— Short exercise —
Every entry below must appear again, exactly as written.

= = =

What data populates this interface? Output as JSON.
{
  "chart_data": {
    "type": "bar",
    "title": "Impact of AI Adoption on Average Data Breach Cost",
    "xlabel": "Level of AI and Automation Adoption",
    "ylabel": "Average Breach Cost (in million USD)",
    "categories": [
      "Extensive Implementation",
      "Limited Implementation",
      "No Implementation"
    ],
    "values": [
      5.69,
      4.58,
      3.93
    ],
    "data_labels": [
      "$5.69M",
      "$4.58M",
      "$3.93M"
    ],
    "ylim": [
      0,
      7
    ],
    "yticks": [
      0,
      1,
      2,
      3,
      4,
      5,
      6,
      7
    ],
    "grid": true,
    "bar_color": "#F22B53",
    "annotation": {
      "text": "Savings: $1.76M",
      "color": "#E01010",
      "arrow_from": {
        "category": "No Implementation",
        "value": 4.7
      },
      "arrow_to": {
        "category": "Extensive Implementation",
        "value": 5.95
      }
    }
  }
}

= = =

— Solution for this exercise —
What data populates this interface? Output as JSON.
{
  "chart_data": {
    "type": "bar",
    "title": "Impact of AI Adoption on Average Data Breach Cost",
    "xlabel": "Level of AI and Automation Adoption",
    "ylabel": "Average Breach Cost (in million USD)",
    "categories": [
      "Extensive Implementation",
      "Limited Implementation",
      "No Implementation"
    ],
    "values": [
      5.69,
      4.58,
      3.93
    ],
    "data_labels": [
      "$5.69M",
      "$4.58M",
      "$3.93M"
    ],
    "ylim": [
      0,
      7
    ],
    "yticks": [
      0,
      1,
      2,
      3,
      4,
      5,
      6,
      7
    ],
    "grid": true,
    "bar_color": "#F22B53",
    "annotation": {
      "text": "Savings: $1.76M",
      "color": "#E01010",
      "arrow_from": {
        "category": "No Implementation",
        "value": 4.7
      },
      "arrow_to": {
        "category": "Extensive Implementation",
        "value": 5.95
      }
    }
  }
}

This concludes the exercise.